Problem →
Can all of these lines be returned exactly?

Data records:
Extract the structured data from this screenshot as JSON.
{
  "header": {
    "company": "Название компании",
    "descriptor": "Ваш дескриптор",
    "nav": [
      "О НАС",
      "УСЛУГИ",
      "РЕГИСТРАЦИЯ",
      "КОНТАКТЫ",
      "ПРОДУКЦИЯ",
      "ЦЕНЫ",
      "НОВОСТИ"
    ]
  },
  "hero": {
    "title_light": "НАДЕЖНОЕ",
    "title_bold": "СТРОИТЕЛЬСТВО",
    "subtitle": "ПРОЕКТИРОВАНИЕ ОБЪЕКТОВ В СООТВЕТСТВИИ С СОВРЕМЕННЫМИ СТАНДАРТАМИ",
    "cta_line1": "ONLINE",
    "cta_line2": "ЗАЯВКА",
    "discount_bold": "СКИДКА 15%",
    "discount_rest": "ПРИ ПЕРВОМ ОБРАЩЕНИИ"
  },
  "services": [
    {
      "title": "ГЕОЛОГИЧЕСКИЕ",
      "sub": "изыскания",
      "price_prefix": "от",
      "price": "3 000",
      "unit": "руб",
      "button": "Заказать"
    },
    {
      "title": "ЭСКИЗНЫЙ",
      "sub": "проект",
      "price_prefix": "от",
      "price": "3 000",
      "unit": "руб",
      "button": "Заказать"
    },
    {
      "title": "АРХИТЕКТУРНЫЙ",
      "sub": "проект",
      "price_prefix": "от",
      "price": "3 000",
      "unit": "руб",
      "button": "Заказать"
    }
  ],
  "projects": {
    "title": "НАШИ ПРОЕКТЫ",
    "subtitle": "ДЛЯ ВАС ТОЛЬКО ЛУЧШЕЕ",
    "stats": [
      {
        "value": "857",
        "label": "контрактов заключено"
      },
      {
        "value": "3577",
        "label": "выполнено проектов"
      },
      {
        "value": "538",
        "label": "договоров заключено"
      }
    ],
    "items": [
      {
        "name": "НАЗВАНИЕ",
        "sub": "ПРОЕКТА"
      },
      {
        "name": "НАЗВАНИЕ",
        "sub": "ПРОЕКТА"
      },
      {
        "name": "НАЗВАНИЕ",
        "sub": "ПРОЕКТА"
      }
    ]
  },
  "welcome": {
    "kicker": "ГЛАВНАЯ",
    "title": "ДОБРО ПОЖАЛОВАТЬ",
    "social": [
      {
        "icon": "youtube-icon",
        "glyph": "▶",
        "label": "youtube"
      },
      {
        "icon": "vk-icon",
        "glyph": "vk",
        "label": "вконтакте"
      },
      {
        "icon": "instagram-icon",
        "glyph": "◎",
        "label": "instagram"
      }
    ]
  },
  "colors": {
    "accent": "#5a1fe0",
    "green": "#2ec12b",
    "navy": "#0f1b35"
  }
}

The response →
Extract the structured data from this screenshot as JSON.
{
  "header": {
    "company": "Название компании",
    "descriptor": "Ваш дескриптор",
    "nav": [
      "О НАС",
      "УСЛУГИ",
      "РЕГИСТРАЦИЯ",
      "КОНТАКТЫ",
      "ПРОДУКЦИЯ",
      "ЦЕНЫ",
      "НОВОСТИ"
    ]
  },
  "hero": {
    "title_light": "НАДЕЖНОЕ",
    "title_bold": "СТРОИТЕЛЬСТВО",
    "subtitle": "ПРОЕКТИРОВАНИЕ ОБЪЕКТОВ В СООТВЕТСТВИИ С СОВРЕМЕННЫМИ СТАНДАРТАМИ",
    "cta_line1": "ONLINE",
    "cta_line2": "ЗАЯВКА",
    "discount_bold": "СКИДКА 15%",
    "discount_rest": "ПРИ ПЕРВОМ ОБРАЩЕНИИ"
  },
  "services": [
    {
      "title": "ГЕОЛОГИЧЕСКИЕ",
      "sub": "изыскания",
      "price_prefix": "от",
      "price": "3 000",
      "unit": "руб",
      "button": "Заказать"
    },
    {
      "title": "ЭСКИЗНЫЙ",
      "sub": "проект",
      "price_prefix": "от",
      "price": "3 000",
      "unit": "руб",
      "button": "Заказать"
    },
    {
      "title": "АРХИТЕКТУРНЫЙ",
      "sub": "проект",
      "price_prefix": "от",
      "price": "3 000",
      "unit": "руб",
      "button": "Заказать"
    }
  ],
  "projects": {
    "title": "НАШИ ПРОЕКТЫ",
    "subtitle": "ДЛЯ ВАС ТОЛЬКО ЛУЧШЕЕ",
    "stats": [
      {
        "value": "857",
        "label": "контрактов заключено"
      },
      {
        "value": "3577",
        "label": "выполнено проектов"
      },
      {
        "value": "538",
        "label": "договоров заключено"
      }
    ],
    "items": [
      {
        "name": "НАЗВАНИЕ",
        "sub": "ПРОЕКТА"
      },
      {
        "name": "НАЗВАНИЕ",
        "sub": "ПРОЕКТА"
      },
      {
        "name": "НАЗВАНИЕ",
        "sub": "ПРОЕКТА"
      }
    ]
  },
  "welcome": {
    "kicker": "ГЛАВНАЯ",
    "title": "ДОБРО ПОЖАЛОВАТЬ",
    "social": [
      {
        "icon": "youtube-icon",
        "glyph": "▶",
        "label": "youtube"
      },
      {
        "icon": "vk-icon",
        "glyph": "vk",
        "label": "вконтакте"
      },
      {
        "icon": "instagram-icon",
        "glyph": "◎",
        "label": "instagram"
      }
    ]
  },
  "colors": {
    "accent": "#5a1fe0",
    "green": "#2ec12b",
    "navy": "#0f1b35"
  }
}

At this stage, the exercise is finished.